• [THE TASKS]:
[1] In the forum thread on university administration, what does the participant ranger say most campuses now look like?
[2] Summarize the forum thread on university administration in two sentences.

• [EXCERPTED PASSAGE]:
================

FYI.. they won a $500K settlement, then resigned..

blues
10-17-2017, 10:35 AM
Stuff like this makes me sad.

‘Cause, I absolutely love teaching, and love my students and the work we do. But I see admin totally going off the rails with bloat and agenda. Not a month goes by in the academic year without getting an announcement of another hire in the diversity wing of the U. Note: that is not the same as a "diversity hire;" I’m talking about memos announcing a new VP of diversity, or assistant to the ________ for diversity, or some such. This, at the same time that tenure track lines are shrinking to the point of irrelevance—at least when it comes to governance, and student outcomes.

There is a war against people who actually teach in the classroom happening at many of these places. The best and brightest in each field are teaching under the boots of many who couldn’t find their ass with both hands in their own fields, so they took their bullshit doctorate and went into admin. You can see it everywhere, especially state-supported Us.

The result is those quotes coming from admins like the Evergreen pres.

Lastly, it’s sometimes hard to tell the dancing bears from the handlers at the circus: there is a lot of student manipulation going down as well. JME.

You, my friend, are obviously unfit to train young (or old) minds. Get thee to a nunnery brewery!

It's a very sad state of affairs. I saw it as a gov't employee when mandatory "diversity / sensitivity training" was foisted upon us and it's been downhill ever since. Of course, the ball was already set in motion a good while before that.

ranger
10-17-2017, 10:37 AM
I cannot help but note that most campuses now look like resorts. I blame the government getting into the college loan business giving anyone a college loan thereby giving colleges/universities seemingly unlimited potential students (and thereby unlimited money) and the ability to constantly raise the price of a college education. Then, we have a surge of "educated" people with no marketable skills with high college load debt.

Meanwhile, the manufacturing world I live in cannot get enough competent hard skill college grads - mostly STEM.

================

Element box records
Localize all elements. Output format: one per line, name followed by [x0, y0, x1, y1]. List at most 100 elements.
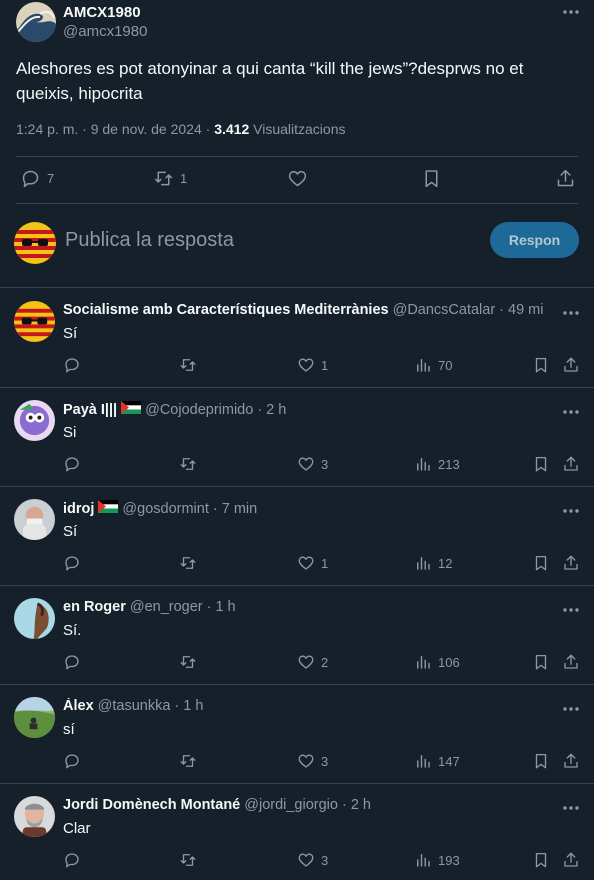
reply-time[interactable]: · 2 h	[257, 402, 286, 418]
author-handle[interactable]: @amcx1980	[63, 23, 147, 40]
author-avatar[interactable]	[16, 2, 56, 42]
share-button[interactable]	[562, 752, 580, 770]
like-button[interactable]: 3	[297, 752, 328, 770]
reply-button[interactable]	[63, 356, 81, 374]
reply-button[interactable]	[63, 554, 81, 572]
reply-button[interactable]	[63, 653, 81, 671]
reply-button[interactable]	[63, 455, 81, 473]
bookmark-button[interactable]	[421, 168, 442, 189]
bookmark-button[interactable]	[532, 356, 550, 374]
reply-text: Sí.	[63, 622, 82, 639]
share-button[interactable]	[562, 554, 580, 572]
reply-avatar[interactable]	[14, 499, 55, 540]
like-button[interactable]: 3	[297, 851, 328, 869]
tweet-timestamp[interactable]: 1:24 p. m. · 9 de nov. de 2024 ·	[16, 121, 214, 137]
reply-author-name[interactable]: Àlex	[63, 698, 94, 714]
like-button[interactable]	[287, 168, 308, 189]
repost-button[interactable]	[179, 653, 197, 671]
reply-time[interactable]: · 7 min	[213, 501, 257, 517]
reply-actions: 1 70	[0, 356, 594, 376]
reply-header: idroj @gosdormint · 7 min	[63, 500, 543, 517]
bookmark-button[interactable]	[532, 851, 550, 869]
reply-time[interactable]: · 49 min	[499, 302, 543, 318]
reply-time[interactable]: · 1 h	[207, 599, 236, 615]
reply-avatar[interactable]	[14, 697, 55, 738]
reply-time[interactable]: · 1 h	[174, 698, 203, 714]
reply-item[interactable]: Àlex @tasunkka · 1 h sí 3 147	[0, 685, 594, 784]
reply-author-handle[interactable]: @gosdormint	[122, 501, 208, 517]
reply-avatar[interactable]	[14, 400, 55, 441]
repost-icon	[179, 455, 197, 473]
reply-icon	[63, 851, 81, 869]
reply-icon	[63, 653, 81, 671]
reply-item[interactable]: idroj @gosdormint · 7 min Sí 1 12	[0, 487, 594, 586]
reply-time[interactable]: · 2 h	[342, 797, 371, 813]
reply-header: en Roger @en_roger · 1 h	[63, 599, 543, 615]
like-icon	[297, 752, 315, 770]
reply-actions: 3 213	[0, 455, 594, 475]
more-icon[interactable]	[561, 602, 581, 618]
more-icon[interactable]	[561, 800, 581, 816]
repost-button[interactable]	[179, 356, 197, 374]
share-button[interactable]	[562, 455, 580, 473]
reply-item[interactable]: Jordi Domènech Montané @jordi_giorgio · …	[0, 784, 594, 880]
more-icon[interactable]	[561, 404, 581, 420]
reply-header: Payà I||| @Cojodeprimido · 2 h	[63, 401, 543, 418]
reply-button[interactable]	[63, 752, 81, 770]
views-button[interactable]: 106	[414, 653, 460, 671]
author-name[interactable]: AMCX1980	[63, 4, 141, 21]
reply-author-handle[interactable]: @jordi_giorgio	[244, 797, 338, 813]
reply-author-name[interactable]: Payà I|||	[63, 402, 117, 418]
reply-button[interactable]	[63, 851, 81, 869]
reply-author-name[interactable]: idroj	[63, 501, 94, 517]
reply-author-name[interactable]: en Roger	[63, 599, 126, 615]
views-button[interactable]: 213	[414, 455, 460, 473]
reply-item[interactable]: Payà I||| @Cojodeprimido · 2 h Si 3 213	[0, 388, 594, 487]
reply-author-handle[interactable]: @Cojodeprimido	[145, 402, 253, 418]
share-button[interactable]	[562, 356, 580, 374]
bookmark-icon	[421, 168, 442, 189]
share-icon	[555, 168, 576, 189]
reply-item[interactable]: en Roger @en_roger · 1 h Sí. 2 106	[0, 586, 594, 685]
repost-button[interactable]	[179, 851, 197, 869]
like-button[interactable]: 1	[297, 356, 328, 374]
reply-submit-button[interactable]: Respon	[490, 222, 579, 258]
reply-avatar[interactable]	[14, 301, 55, 342]
share-button[interactable]	[555, 168, 576, 189]
bookmark-button[interactable]	[532, 752, 550, 770]
like-button[interactable]: 3	[297, 455, 328, 473]
views-button[interactable]: 193	[414, 851, 460, 869]
divider	[16, 156, 578, 157]
repost-button[interactable]: 1	[153, 168, 187, 189]
reply-input[interactable]: Publica la resposta	[65, 229, 234, 252]
bookmark-icon	[532, 356, 550, 374]
views-button[interactable]: 12	[414, 554, 452, 572]
more-icon[interactable]	[561, 305, 581, 321]
more-icon[interactable]	[561, 503, 581, 519]
bookmark-button[interactable]	[532, 653, 550, 671]
more-icon[interactable]	[561, 701, 581, 717]
repost-button[interactable]	[179, 455, 197, 473]
share-button[interactable]	[562, 851, 580, 869]
reply-author-name[interactable]: Socialisme amb Característiques Mediterr…	[63, 302, 389, 318]
reply-author-handle[interactable]: @tasunkka	[98, 698, 171, 714]
reply-author-name[interactable]: Jordi Domènech Montané	[63, 797, 240, 813]
repost-button[interactable]	[179, 752, 197, 770]
reply-author-handle[interactable]: @DancsCatalar	[393, 302, 496, 318]
reply-item[interactable]: Socialisme amb Característiques Mediterr…	[0, 289, 594, 388]
bookmark-button[interactable]	[532, 554, 550, 572]
bookmark-button[interactable]	[532, 455, 550, 473]
reply-avatar[interactable]	[14, 796, 55, 837]
share-button[interactable]	[562, 653, 580, 671]
reply-button[interactable]: 7	[20, 168, 54, 189]
views-button[interactable]: 70	[414, 356, 452, 374]
reply-text: Clar	[63, 820, 91, 837]
like-count: 3	[321, 852, 329, 868]
like-button[interactable]: 2	[297, 653, 328, 671]
like-button[interactable]: 1	[297, 554, 328, 572]
more-icon[interactable]	[561, 4, 581, 20]
reply-avatar[interactable]	[14, 598, 55, 639]
repost-button[interactable]	[179, 554, 197, 572]
reply-author-handle[interactable]: @en_roger	[130, 599, 203, 615]
views-button[interactable]: 147	[414, 752, 460, 770]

================

• [WORKED ANSWERS]:
[1] Resorts.

[2] One participant who loves teaching laments that university administration keeps adding diversity positions while tenure-track lines shrink, describing a war against classroom teachers and noting student manipulation as well. Another participant observes that campuses now resemble resorts, blames government college lending for rising prices and debt-laden graduates without marketable skills, and reports that manufacturing cannot find enough competent STEM graduates.